## What you have to do
Keep only the lines that hold the string "image", filtering out the rest of the entries below.

## Provided information
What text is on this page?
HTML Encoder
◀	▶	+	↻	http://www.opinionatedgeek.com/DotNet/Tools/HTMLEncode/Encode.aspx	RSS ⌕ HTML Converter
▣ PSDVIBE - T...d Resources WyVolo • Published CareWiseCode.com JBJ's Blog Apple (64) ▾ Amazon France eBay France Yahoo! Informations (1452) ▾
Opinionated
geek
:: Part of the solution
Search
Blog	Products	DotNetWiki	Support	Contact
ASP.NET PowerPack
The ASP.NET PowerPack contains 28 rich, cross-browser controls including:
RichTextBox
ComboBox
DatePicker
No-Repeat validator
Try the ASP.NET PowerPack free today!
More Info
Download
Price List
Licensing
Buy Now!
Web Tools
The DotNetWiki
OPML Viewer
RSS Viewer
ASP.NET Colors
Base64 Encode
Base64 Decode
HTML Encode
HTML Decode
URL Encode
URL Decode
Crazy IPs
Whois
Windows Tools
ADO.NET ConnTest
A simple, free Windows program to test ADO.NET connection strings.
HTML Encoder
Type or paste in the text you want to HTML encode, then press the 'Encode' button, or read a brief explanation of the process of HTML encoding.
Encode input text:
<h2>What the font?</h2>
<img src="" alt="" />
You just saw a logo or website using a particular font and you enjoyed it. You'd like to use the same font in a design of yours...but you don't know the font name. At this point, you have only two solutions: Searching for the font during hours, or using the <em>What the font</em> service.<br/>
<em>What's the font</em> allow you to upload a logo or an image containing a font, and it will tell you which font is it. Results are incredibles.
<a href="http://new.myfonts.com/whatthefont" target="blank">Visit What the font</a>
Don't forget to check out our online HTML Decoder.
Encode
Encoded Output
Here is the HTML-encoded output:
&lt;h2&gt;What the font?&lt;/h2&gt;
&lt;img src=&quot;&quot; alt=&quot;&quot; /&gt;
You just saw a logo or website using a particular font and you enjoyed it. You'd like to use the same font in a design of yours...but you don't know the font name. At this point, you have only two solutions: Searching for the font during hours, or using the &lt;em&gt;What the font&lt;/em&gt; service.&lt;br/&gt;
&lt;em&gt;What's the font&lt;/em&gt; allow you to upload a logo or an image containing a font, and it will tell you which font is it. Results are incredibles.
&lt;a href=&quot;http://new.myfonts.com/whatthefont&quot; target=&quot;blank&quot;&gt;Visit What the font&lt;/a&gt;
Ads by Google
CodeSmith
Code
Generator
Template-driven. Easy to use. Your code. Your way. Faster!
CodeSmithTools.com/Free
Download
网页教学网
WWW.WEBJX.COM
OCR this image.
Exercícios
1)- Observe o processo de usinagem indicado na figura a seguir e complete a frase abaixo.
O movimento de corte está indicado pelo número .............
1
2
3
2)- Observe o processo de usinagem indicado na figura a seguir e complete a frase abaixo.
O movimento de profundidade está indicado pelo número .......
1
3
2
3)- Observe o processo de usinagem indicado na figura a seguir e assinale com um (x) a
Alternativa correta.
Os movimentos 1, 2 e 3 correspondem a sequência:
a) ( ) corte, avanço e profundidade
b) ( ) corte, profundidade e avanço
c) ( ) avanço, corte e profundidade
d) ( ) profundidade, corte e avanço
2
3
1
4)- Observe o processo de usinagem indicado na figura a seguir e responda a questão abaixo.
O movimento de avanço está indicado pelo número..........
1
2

## Task answer
<em>What's the font</em> allow you to upload a logo or an image containing a font, and it will tell you which font is it. Results are incredibles.
&lt;em&gt;What's the font&lt;/em&gt; allow you to upload a logo or an image containing a font, and it will tell you which font is it. Results are incredibles.
OCR this image.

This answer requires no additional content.